(Sutardji) Lahir di Rengat, Riau, pada tanggal 24 Juni 1941, beliau dianggap sebagai salah satu pelpor Angkatan 66 dan Presiden Penyair Indonesia. Beliau terkenal dengan puisinya yang eksperimental, imajinatif, dan penuh metafora, dan seringkali memecah struktur dan aturan tata bahasa tradisional. Beliau meninggal dunia pada tanggal 17 Juli 2020, meninggalkan warisan yang kaya dalam dunia sastra Indonesia. Karyanya terus dibaca dan dipelajari oleh generasi baru penyair dan pecinta sastra dan akan selalu dikenang sebagai salah satu maestro puisi Indonesia. (Hlm: 436)
Beberapa hari ini sempat heboh terkait isi dari buku Panduan Penggunaan Rekomendasi Buku Sastra untuk SD/MI, SMP/MTs, dan SMA/MA yang disebut tidak adil dalam memasukkan buku-buku rekomendasi. Buku dari Program “Sastra Masuk Kurikulum”, turunan dari Episode Merdeka Belajar ke-15 yang digagas oleh Kementerian Pendidikan, Kebudayaan, Riset, dan Teknologi RI ini, yang seharusnya menjadi angin segar dalam pengenalan sastra yang lebih luas untuk anak-anak sekolah, berbuntut panjang. Beberapa orang berpikir, program ini seakan tidak ada bedanya dengan program lain yang hanya diisi oleh orang-orang mereka sendiri, sebagai bagaian kanonisasi yang dianggap subyektif.
Iyut Fitra misalnya, ia sangat menyayangkan cara penyusunan dari buku tersebut yang hanya memasukkan nama-nama tertentu tanpa mempertimbangkan mama lain yang seharusnya juga sangat layak masuk, sebagaimana bukunya sendiri.

* Data Sumber *
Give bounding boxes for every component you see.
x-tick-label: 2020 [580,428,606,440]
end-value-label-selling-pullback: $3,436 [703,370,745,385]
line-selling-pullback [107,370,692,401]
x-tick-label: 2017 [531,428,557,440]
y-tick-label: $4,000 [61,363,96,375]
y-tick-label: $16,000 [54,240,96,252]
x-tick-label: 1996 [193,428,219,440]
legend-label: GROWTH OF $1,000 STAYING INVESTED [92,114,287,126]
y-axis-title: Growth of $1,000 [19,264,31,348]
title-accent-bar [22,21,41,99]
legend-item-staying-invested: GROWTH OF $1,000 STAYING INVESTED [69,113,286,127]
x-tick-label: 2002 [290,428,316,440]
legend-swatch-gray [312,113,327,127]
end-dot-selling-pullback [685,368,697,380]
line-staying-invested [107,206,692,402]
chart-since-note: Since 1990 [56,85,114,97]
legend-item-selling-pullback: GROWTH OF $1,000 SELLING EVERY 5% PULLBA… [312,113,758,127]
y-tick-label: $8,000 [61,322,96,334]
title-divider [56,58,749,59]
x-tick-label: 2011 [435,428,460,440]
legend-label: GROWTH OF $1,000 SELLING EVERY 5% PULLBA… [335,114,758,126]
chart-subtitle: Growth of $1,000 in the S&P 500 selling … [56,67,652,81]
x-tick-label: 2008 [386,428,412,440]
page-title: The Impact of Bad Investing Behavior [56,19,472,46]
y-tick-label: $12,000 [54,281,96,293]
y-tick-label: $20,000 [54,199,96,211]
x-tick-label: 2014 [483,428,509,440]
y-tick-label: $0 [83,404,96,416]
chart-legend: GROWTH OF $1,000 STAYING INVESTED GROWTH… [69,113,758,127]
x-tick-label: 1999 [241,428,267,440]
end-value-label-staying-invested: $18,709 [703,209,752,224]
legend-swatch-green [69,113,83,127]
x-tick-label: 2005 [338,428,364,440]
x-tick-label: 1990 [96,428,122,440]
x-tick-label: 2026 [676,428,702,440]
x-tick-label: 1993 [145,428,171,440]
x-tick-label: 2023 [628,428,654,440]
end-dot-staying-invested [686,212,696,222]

* Daftar Tugas *
A) Ubah baris-baris data, mulai dari baris pertama hingga baris yang memuat "x-tick-label: 1996 [193,428,219,440]" (baris itu ikut disertakan), menjadi daftar bernomor tanpa baris kosong.
B) Lanjutkan kutipan tentang sastra Indonesia setelah kalimat terakhirnya.
Kutipan tentang sastra Indonesia dan baris-baris data di atas tidak saling berhubungan.

* Jawaban Tiap Tugas *
A)
1. Give bounding boxes for every component you see.
2. x-tick-label: 2020 [580,428,606,440]
3. end-value-label-selling-pullback: $3,436 [703,370,745,385]
4. line-selling-pullback [107,370,692,401]
5. x-tick-label: 2017 [531,428,557,440]
6. y-tick-label: $4,000 [61,363,96,375]
7. y-tick-label: $16,000 [54,240,96,252]
8. x-tick-label: 1996 [193,428,219,440]

B)
“Tahun 2020 buku puisi saya “Lelaki dan Tangkai Sapu” mendapatkan penghargaan sastra dari Badan Bahasa Kemendikbud RI. Waktu itu jurinya Abdul Hadi WM, Eka Budianta, Joko Pinurbo. Tahun 2019 buku puisi saya yang berjudul “Mencari Jalan Mendaki” dapat penghargsan dari Perpusnas RI, jurinya Maman S. Mahayana dkk., tapi ketika ada program sastra masuk kurikulum buku tersebut tidak direkomendasikan. Apakah juri atau penghargaan tersebut tidak diakui?” sesalnya pada sebuah postingan Facebook–di beranda Facebook sendiri, Selasa (21/05/2024).
Kekecawaan Iyut Fitra sangat wajar. Bagaimana tidak, jika buku panduan ini dibuat dan disusun oleh Kemendikbud RI sendiri, tetapi dalam penyusunannya, tidak memasukkan buku yang pernah juara dalam event atau penghargaan yang mereka buat sendiri. Ini terasa aneh bin ajaib. Orang bisa mendunga-duga, ada apa gerangan? Apakah mereka tidak percaya pada hasil penghargaan yang mereka buat sendiri, atau ada alasan lain?
Maman S Mahayana dalam postingan Facebooknya, Rabu (22/05/2024) turut menanyakan konsep penyusunan dari buku paduan tersebut.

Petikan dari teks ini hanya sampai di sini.